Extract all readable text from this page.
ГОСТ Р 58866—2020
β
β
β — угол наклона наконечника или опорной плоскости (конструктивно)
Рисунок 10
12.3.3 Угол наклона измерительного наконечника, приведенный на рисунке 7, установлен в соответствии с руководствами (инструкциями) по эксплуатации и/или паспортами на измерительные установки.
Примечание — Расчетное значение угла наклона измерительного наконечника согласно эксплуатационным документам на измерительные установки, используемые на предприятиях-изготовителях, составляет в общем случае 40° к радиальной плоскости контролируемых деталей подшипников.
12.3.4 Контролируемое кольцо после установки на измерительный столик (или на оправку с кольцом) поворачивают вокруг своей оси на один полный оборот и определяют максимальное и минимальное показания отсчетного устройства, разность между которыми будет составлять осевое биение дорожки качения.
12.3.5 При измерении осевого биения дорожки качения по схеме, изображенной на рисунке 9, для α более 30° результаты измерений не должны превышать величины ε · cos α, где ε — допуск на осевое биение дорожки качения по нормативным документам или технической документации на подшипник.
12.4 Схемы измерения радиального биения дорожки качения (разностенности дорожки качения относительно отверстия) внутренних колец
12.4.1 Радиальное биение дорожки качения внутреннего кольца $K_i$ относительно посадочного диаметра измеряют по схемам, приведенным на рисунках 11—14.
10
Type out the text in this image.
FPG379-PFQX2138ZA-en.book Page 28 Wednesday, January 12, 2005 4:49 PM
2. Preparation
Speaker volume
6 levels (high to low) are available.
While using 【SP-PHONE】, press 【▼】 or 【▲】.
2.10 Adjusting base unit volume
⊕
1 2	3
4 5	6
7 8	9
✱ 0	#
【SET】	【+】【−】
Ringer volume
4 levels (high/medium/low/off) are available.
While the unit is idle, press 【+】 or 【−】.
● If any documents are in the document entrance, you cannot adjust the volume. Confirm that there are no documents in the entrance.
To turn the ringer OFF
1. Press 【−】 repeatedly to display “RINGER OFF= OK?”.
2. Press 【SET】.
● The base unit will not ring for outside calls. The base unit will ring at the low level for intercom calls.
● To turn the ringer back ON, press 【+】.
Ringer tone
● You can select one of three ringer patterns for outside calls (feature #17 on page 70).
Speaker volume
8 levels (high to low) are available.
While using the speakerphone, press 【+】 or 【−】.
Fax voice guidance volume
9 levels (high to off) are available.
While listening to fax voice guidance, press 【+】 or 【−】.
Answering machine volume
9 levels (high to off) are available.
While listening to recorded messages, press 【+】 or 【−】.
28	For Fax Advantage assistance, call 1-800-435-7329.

■ Short exercise: Restate each record word for word.

■ Answer for this exercise:
Extract all readable text from this page.
ГОСТ Р 58866—2020
β
β
β — угол наклона наконечника или опорной плоскости (конструктивно)
Рисунок 10
12.3.3 Угол наклона измерительного наконечника, приведенный на рисунке 7, установлен в соответствии с руководствами (инструкциями) по эксплуатации и/или паспортами на измерительные установки.
Примечание — Расчетное значение угла наклона измерительного наконечника согласно эксплуатационным документам на измерительные установки, используемые на предприятиях-изготовителях, составляет в общем случае 40° к радиальной плоскости контролируемых деталей подшипников.
12.3.4 Контролируемое кольцо после установки на измерительный столик (или на оправку с кольцом) поворачивают вокруг своей оси на один полный оборот и определяют максимальное и минимальное показания отсчетного устройства, разность между которыми будет составлять осевое биение дорожки качения.
12.3.5 При измерении осевого биения дорожки качения по схеме, изображенной на рисунке 9, для α более 30° результаты измерений не должны превышать величины ε · cos α, где ε — допуск на осевое биение дорожки качения по нормативным документам или технической документации на подшипник.
12.4 Схемы измерения радиального биения дорожки качения (разностенности дорожки качения относительно отверстия) внутренних колец
12.4.1 Радиальное биение дорожки качения внутреннего кольца $K_i$ относительно посадочного диаметра измеряют по схемам, приведенным на рисунках 11—14.
10
Type out the text in this image.
FPG379-PFQX2138ZA-en.book Page 28 Wednesday, January 12, 2005 4:49 PM
2. Preparation
Speaker volume
6 levels (high to low) are available.
While using 【SP-PHONE】, press 【▼】 or 【▲】.
2.10 Adjusting base unit volume
⊕
1 2	3
4 5	6
7 8	9
✱ 0	#
【SET】	【+】【−】
Ringer volume
4 levels (high/medium/low/off) are available.
While the unit is idle, press 【+】 or 【−】.
● If any documents are in the document entrance, you cannot adjust the volume. Confirm that there are no documents in the entrance.
To turn the ringer OFF
1. Press 【−】 repeatedly to display “RINGER OFF= OK?”.
2. Press 【SET】.
● The base unit will not ring for outside calls. The base unit will ring at the low level for intercom calls.
● To turn the ringer back ON, press 【+】.
Ringer tone
● You can select one of three ringer patterns for outside calls (feature #17 on page 70).
Speaker volume
8 levels (high to low) are available.
While using the speakerphone, press 【+】 or 【−】.
Fax voice guidance volume
9 levels (high to off) are available.
While listening to fax voice guidance, press 【+】 or 【−】.
Answering machine volume
9 levels (high to off) are available.
While listening to recorded messages, press 【+】 or 【−】.
28	For Fax Advantage assistance, call 1-800-435-7329.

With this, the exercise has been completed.